• PROBLEM DESCRIPTION
Reproduce all of the data exactly, with no line skipped.

+--

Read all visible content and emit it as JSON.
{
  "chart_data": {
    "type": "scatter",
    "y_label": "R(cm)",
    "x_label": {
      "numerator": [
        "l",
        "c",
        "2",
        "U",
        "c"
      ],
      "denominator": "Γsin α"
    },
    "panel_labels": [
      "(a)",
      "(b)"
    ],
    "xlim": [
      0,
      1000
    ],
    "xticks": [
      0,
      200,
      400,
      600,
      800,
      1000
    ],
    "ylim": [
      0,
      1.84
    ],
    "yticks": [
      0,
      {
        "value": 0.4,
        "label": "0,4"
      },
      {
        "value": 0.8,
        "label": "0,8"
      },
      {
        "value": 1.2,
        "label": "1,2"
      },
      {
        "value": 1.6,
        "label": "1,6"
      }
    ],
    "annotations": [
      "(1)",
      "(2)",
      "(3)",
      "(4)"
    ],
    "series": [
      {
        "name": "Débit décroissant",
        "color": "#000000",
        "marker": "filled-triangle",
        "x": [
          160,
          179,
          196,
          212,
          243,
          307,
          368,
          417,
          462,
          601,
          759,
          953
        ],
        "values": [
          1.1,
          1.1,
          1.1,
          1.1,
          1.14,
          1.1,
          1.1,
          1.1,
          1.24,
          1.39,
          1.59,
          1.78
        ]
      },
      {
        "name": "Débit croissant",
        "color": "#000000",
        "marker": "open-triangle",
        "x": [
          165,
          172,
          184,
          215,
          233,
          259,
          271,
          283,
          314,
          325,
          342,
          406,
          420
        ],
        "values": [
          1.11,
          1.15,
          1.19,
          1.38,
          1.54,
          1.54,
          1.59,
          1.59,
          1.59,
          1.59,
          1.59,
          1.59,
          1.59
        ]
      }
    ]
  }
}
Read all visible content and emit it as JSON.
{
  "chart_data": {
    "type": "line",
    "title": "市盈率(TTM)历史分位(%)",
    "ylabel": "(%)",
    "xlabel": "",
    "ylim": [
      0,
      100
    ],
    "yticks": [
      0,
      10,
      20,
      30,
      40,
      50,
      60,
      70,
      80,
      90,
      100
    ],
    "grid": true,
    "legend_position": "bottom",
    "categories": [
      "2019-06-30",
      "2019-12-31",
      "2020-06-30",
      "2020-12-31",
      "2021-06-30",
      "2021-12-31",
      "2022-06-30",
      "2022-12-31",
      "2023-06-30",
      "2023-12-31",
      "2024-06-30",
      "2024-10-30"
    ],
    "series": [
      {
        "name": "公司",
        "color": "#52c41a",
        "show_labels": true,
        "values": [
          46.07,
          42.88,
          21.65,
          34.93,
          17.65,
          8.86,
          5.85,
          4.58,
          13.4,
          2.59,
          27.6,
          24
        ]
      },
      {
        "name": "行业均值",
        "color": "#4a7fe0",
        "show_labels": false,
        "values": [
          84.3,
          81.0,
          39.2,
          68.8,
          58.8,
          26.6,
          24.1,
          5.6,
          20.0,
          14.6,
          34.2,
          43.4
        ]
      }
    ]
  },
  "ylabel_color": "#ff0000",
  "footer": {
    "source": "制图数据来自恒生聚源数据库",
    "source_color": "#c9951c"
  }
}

+--

• SOLUTION
Read all visible content and emit it as JSON.
{
  "chart_data": {
    "type": "scatter",
    "y_label": "R(cm)",
    "x_label": {
      "numerator": [
        "l",
        "c",
        "2",
        "U",
        "c"
      ],
      "denominator": "Γsin α"
    },
    "panel_labels": [
      "(a)",
      "(b)"
    ],
    "xlim": [
      0,
      1000
    ],
    "xticks": [
      0,
      200,
      400,
      600,
      800,
      1000
    ],
    "ylim": [
      0,
      1.84
    ],
    "yticks": [
      0,
      {
        "value": 0.4,
        "label": "0,4"
      },
      {
        "value": 0.8,
        "label": "0,8"
      },
      {
        "value": 1.2,
        "label": "1,2"
      },
      {
        "value": 1.6,
        "label": "1,6"
      }
    ],
    "annotations": [
      "(1)",
      "(2)",
      "(3)",
      "(4)"
    ],
    "series": [
      {
        "name": "Débit décroissant",
        "color": "#000000",
        "marker": "filled-triangle",
        "x": [
          160,
          179,
          196,
          212,
          243,
          307,
          368,
          417,
          462,
          601,
          759,
          953
        ],
        "values": [
          1.1,
          1.1,
          1.1,
          1.1,
          1.14,
          1.1,
          1.1,
          1.1,
          1.24,
          1.39,
          1.59,
          1.78
        ]
      },
      {
        "name": "Débit croissant",
        "color": "#000000",
        "marker": "open-triangle",
        "x": [
          165,
          172,
          184,
          215,
          233,
          259,
          271,
          283,
          314,
          325,
          342,
          406,
          420
        ],
        "values": [
          1.11,
          1.15,
          1.19,
          1.38,
          1.54,
          1.54,
          1.59,
          1.59,
          1.59,
          1.59,
          1.59,
          1.59,
          1.59
        ]
      }
    ]
  }
}
Read all visible content and emit it as JSON.
{
  "chart_data": {
    "type": "line",
    "title": "市盈率(TTM)历史分位(%)",
    "ylabel": "(%)",
    "xlabel": "",
    "ylim": [
      0,
      100
    ],
    "yticks": [
      0,
      10,
      20,
      30,
      40,
      50,
      60,
      70,
      80,
      90,
      100
    ],
    "grid": true,
    "legend_position": "bottom",
    "categories": [
      "2019-06-30",
      "2019-12-31",
      "2020-06-30",
      "2020-12-31",
      "2021-06-30",
      "2021-12-31",
      "2022-06-30",
      "2022-12-31",
      "2023-06-30",
      "2023-12-31",
      "2024-06-30",
      "2024-10-30"
    ],
    "series": [
      {
        "name": "公司",
        "color": "#52c41a",
        "show_labels": true,
        "values": [
          46.07,
          42.88,
          21.65,
          34.93,
          17.65,
          8.86,
          5.85,
          4.58,
          13.4,
          2.59,
          27.6,
          24
        ]
      },
      {
        "name": "行业均值",
        "color": "#4a7fe0",
        "show_labels": false,
        "values": [
          84.3,
          81.0,
          39.2,
          68.8,
          58.8,
          26.6,
          24.1,
          5.6,
          20.0,
          14.6,
          34.2,
          43.4
        ]
      }
    ]
  },
  "ylabel_color": "#ff0000",
  "footer": {
    "source": "制图数据来自恒生聚源数据库",
    "source_color": "#c9951c"
  }
}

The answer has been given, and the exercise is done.